▼

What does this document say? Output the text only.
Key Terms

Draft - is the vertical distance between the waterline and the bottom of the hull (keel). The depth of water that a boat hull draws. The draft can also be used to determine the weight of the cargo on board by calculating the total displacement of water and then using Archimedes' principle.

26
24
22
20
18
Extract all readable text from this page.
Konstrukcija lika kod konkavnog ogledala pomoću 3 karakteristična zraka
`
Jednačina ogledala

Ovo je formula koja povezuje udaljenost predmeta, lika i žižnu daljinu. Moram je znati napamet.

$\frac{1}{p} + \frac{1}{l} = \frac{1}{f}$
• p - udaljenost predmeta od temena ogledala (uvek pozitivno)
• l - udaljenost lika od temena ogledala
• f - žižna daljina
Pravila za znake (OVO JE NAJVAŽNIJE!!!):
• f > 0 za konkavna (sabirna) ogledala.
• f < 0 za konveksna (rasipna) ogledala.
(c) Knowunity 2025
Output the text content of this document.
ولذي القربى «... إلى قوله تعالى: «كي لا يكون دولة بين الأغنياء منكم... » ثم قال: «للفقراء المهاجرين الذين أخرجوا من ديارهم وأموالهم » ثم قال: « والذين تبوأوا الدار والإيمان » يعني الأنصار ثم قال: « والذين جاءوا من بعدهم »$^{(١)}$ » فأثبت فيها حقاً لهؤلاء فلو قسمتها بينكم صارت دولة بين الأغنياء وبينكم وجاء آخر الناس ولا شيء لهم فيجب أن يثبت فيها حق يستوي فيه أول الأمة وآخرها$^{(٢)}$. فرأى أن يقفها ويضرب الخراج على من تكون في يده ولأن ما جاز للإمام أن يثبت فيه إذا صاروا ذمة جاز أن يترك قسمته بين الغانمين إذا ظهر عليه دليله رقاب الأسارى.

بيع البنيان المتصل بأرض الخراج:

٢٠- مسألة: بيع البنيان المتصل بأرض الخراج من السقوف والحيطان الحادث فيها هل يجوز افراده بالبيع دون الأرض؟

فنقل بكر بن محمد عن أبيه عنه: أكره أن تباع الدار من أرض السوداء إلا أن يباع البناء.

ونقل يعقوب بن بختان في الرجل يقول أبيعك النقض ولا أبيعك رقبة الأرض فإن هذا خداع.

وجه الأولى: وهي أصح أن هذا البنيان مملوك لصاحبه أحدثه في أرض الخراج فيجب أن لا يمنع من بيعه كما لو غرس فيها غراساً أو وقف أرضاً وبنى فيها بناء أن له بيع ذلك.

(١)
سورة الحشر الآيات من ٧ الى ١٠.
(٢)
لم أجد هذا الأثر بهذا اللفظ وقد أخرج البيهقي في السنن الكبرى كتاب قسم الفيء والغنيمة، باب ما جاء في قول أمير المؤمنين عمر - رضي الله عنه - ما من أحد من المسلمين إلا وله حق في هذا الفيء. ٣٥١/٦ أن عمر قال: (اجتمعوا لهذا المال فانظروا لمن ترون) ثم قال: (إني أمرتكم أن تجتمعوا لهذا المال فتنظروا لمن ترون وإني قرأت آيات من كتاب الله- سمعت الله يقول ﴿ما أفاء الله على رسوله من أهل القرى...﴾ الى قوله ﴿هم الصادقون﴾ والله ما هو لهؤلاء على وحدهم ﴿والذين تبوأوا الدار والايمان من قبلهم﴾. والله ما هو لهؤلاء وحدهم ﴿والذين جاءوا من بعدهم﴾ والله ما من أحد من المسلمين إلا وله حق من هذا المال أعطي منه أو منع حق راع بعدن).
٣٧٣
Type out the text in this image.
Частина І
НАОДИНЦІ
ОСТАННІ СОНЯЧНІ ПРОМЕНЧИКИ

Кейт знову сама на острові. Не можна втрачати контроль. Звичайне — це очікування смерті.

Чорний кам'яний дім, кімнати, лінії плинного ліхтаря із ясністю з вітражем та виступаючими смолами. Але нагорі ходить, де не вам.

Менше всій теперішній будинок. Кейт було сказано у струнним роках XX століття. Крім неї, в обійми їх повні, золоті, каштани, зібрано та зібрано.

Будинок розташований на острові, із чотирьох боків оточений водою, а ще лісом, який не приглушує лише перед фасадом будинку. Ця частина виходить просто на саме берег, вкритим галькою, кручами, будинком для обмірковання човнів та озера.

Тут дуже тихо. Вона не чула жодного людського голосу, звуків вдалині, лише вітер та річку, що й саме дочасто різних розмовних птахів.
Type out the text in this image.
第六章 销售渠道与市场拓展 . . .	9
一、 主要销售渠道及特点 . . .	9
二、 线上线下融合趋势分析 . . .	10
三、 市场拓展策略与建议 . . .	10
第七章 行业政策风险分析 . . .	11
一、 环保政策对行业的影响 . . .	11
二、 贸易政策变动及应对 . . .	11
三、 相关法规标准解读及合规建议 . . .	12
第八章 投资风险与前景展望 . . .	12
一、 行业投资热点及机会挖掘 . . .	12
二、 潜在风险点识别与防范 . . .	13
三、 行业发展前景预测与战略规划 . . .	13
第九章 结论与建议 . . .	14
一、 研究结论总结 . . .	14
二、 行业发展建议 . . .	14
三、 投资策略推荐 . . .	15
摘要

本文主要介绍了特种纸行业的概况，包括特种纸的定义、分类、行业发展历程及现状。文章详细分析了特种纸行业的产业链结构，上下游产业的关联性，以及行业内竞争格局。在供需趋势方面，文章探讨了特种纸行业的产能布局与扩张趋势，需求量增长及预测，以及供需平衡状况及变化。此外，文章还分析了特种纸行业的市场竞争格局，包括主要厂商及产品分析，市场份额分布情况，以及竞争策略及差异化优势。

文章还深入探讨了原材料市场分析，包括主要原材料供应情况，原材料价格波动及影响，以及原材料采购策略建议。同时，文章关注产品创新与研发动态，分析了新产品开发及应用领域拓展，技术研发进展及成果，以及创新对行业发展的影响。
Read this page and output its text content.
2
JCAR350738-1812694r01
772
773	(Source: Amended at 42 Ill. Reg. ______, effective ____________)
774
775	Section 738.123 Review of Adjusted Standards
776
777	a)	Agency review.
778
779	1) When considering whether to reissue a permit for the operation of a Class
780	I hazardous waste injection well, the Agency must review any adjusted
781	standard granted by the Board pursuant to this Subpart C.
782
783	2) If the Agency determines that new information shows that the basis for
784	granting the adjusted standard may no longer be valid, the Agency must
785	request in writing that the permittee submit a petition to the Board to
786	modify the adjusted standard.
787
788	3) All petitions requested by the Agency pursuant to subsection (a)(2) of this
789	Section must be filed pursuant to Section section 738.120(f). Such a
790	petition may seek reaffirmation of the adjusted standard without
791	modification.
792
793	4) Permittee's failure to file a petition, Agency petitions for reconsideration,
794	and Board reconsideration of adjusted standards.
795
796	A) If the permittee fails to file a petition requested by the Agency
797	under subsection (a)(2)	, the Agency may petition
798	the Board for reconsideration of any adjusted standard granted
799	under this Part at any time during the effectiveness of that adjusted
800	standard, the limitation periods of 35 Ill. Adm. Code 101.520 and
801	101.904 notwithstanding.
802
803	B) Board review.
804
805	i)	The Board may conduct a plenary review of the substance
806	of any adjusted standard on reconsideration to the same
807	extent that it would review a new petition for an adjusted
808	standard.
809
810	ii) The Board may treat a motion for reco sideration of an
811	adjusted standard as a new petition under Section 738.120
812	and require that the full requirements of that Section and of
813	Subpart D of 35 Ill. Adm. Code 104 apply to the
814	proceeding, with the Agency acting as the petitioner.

▲

* _PROBLEM_
Each line above must be printed exactly as it appears.

* _COMPLETE ANSWER_
What does this document say? Output the text only.
Key Terms

Draft - is the vertical distance between the waterline and the bottom of the hull (keel). The depth of water that a boat hull draws. The draft can also be used to determine the weight of the cargo on board by calculating the total displacement of water and then using Archimedes' principle.

26
24
22
20
18
Extract all readable text from this page.
Konstrukcija lika kod konkavnog ogledala pomoću 3 karakteristična zraka
`
Jednačina ogledala

Ovo je formula koja povezuje udaljenost predmeta, lika i žižnu daljinu. Moram je znati napamet.

$\frac{1}{p} + \frac{1}{l} = \frac{1}{f}$
• p - udaljenost predmeta od temena ogledala (uvek pozitivno)
• l - udaljenost lika od temena ogledala
• f - žižna daljina
Pravila za znake (OVO JE NAJVAŽNIJE!!!):
• f > 0 za konkavna (sabirna) ogledala.
• f < 0 za konveksna (rasipna) ogledala.
(c) Knowunity 2025
Output the text content of this document.
ولذي القربى «... إلى قوله تعالى: «كي لا يكون دولة بين الأغنياء منكم... » ثم قال: «للفقراء المهاجرين الذين أخرجوا من ديارهم وأموالهم » ثم قال: « والذين تبوأوا الدار والإيمان » يعني الأنصار ثم قال: « والذين جاءوا من بعدهم »$^{(١)}$ » فأثبت فيها حقاً لهؤلاء فلو قسمتها بينكم صارت دولة بين الأغنياء وبينكم وجاء آخر الناس ولا شيء لهم فيجب أن يثبت فيها حق يستوي فيه أول الأمة وآخرها$^{(٢)}$. فرأى أن يقفها ويضرب الخراج على من تكون في يده ولأن ما جاز للإمام أن يثبت فيه إذا صاروا ذمة جاز أن يترك قسمته بين الغانمين إذا ظهر عليه دليله رقاب الأسارى.

بيع البنيان المتصل بأرض الخراج:

٢٠- مسألة: بيع البنيان المتصل بأرض الخراج من السقوف والحيطان الحادث فيها هل يجوز افراده بالبيع دون الأرض؟

فنقل بكر بن محمد عن أبيه عنه: أكره أن تباع الدار من أرض السوداء إلا أن يباع البناء.

ونقل يعقوب بن بختان في الرجل يقول أبيعك النقض ولا أبيعك رقبة الأرض فإن هذا خداع.

وجه الأولى: وهي أصح أن هذا البنيان مملوك لصاحبه أحدثه في أرض الخراج فيجب أن لا يمنع من بيعه كما لو غرس فيها غراساً أو وقف أرضاً وبنى فيها بناء أن له بيع ذلك.

(١)
سورة الحشر الآيات من ٧ الى ١٠.
(٢)
لم أجد هذا الأثر بهذا اللفظ وقد أخرج البيهقي في السنن الكبرى كتاب قسم الفيء والغنيمة، باب ما جاء في قول أمير المؤمنين عمر - رضي الله عنه - ما من أحد من المسلمين إلا وله حق في هذا الفيء. ٣٥١/٦ أن عمر قال: (اجتمعوا لهذا المال فانظروا لمن ترون) ثم قال: (إني أمرتكم أن تجتمعوا لهذا المال فتنظروا لمن ترون وإني قرأت آيات من كتاب الله- سمعت الله يقول ﴿ما أفاء الله على رسوله من أهل القرى...﴾ الى قوله ﴿هم الصادقون﴾ والله ما هو لهؤلاء على وحدهم ﴿والذين تبوأوا الدار والايمان من قبلهم﴾. والله ما هو لهؤلاء وحدهم ﴿والذين جاءوا من بعدهم﴾ والله ما من أحد من المسلمين إلا وله حق من هذا المال أعطي منه أو منع حق راع بعدن).
٣٧٣
Type out the text in this image.
Частина І
НАОДИНЦІ
ОСТАННІ СОНЯЧНІ ПРОМЕНЧИКИ

Кейт знову сама на острові. Не можна втрачати контроль. Звичайне — це очікування смерті.

Чорний кам'яний дім, кімнати, лінії плинного ліхтаря із ясністю з вітражем та виступаючими смолами. Але нагорі ходить, де не вам.

Менше всій теперішній будинок. Кейт було сказано у струнним роках XX століття. Крім неї, в обійми їх повні, золоті, каштани, зібрано та зібрано.

Будинок розташований на острові, із чотирьох боків оточений водою, а ще лісом, який не приглушує лише перед фасадом будинку. Ця частина виходить просто на саме берег, вкритим галькою, кручами, будинком для обмірковання човнів та озера.

Тут дуже тихо. Вона не чула жодного людського голосу, звуків вдалині, лише вітер та річку, що й саме дочасто різних розмовних птахів.
Type out the text in this image.
第六章 销售渠道与市场拓展 . . .	9
一、 主要销售渠道及特点 . . .	9
二、 线上线下融合趋势分析 . . .	10
三、 市场拓展策略与建议 . . .	10
第七章 行业政策风险分析 . . .	11
一、 环保政策对行业的影响 . . .	11
二、 贸易政策变动及应对 . . .	11
三、 相关法规标准解读及合规建议 . . .	12
第八章 投资风险与前景展望 . . .	12
一、 行业投资热点及机会挖掘 . . .	12
二、 潜在风险点识别与防范 . . .	13
三、 行业发展前景预测与战略规划 . . .	13
第九章 结论与建议 . . .	14
一、 研究结论总结 . . .	14
二、 行业发展建议 . . .	14
三、 投资策略推荐 . . .	15
摘要

本文主要介绍了特种纸行业的概况，包括特种纸的定义、分类、行业发展历程及现状。文章详细分析了特种纸行业的产业链结构，上下游产业的关联性，以及行业内竞争格局。在供需趋势方面，文章探讨了特种纸行业的产能布局与扩张趋势，需求量增长及预测，以及供需平衡状况及变化。此外，文章还分析了特种纸行业的市场竞争格局，包括主要厂商及产品分析，市场份额分布情况，以及竞争策略及差异化优势。

文章还深入探讨了原材料市场分析，包括主要原材料供应情况，原材料价格波动及影响，以及原材料采购策略建议。同时，文章关注产品创新与研发动态，分析了新产品开发及应用领域拓展，技术研发进展及成果，以及创新对行业发展的影响。
Read this page and output its text content.
2
JCAR350738-1812694r01
772
773	(Source: Amended at 42 Ill. Reg. ______, effective ____________)
774
775	Section 738.123 Review of Adjusted Standards
776
777	a)	Agency review.
778
779	1) When considering whether to reissue a permit for the operation of a Class
780	I hazardous waste injection well, the Agency must review any adjusted
781	standard granted by the Board pursuant to this Subpart C.
782
783	2) If the Agency determines that new information shows that the basis for
784	granting the adjusted standard may no longer be valid, the Agency must
785	request in writing that the permittee submit a petition to the Board to
786	modify the adjusted standard.
787
788	3) All petitions requested by the Agency pursuant to subsection (a)(2) of this
789	Section must be filed pursuant to Section section 738.120(f). Such a
790	petition may seek reaffirmation of the adjusted standard without
791	modification.
792
793	4) Permittee's failure to file a petition, Agency petitions for reconsideration,
794	and Board reconsideration of adjusted standards.
795
796	A) If the permittee fails to file a petition requested by the Agency
797	under subsection (a)(2)	, the Agency may petition
798	the Board for reconsideration of any adjusted standard granted
799	under this Part at any time during the effectiveness of that adjusted
800	standard, the limitation periods of 35 Ill. Adm. Code 101.520 and
801	101.904 notwithstanding.
802
803	B) Board review.
804
805	i)	The Board may conduct a plenary review of the substance
806	of any adjusted standard on reconsideration to the same
807	extent that it would review a new petition for an adjusted
808	standard.
809
810	ii) The Board may treat a motion for reco sideration of an
811	adjusted standard as a new petition under Section 738.120
812	and require that the full requirements of that Section and of
813	Subpart D of 35 Ill. Adm. Code 104 apply to the
814	proceeding, with the Agency acting as the petitioner.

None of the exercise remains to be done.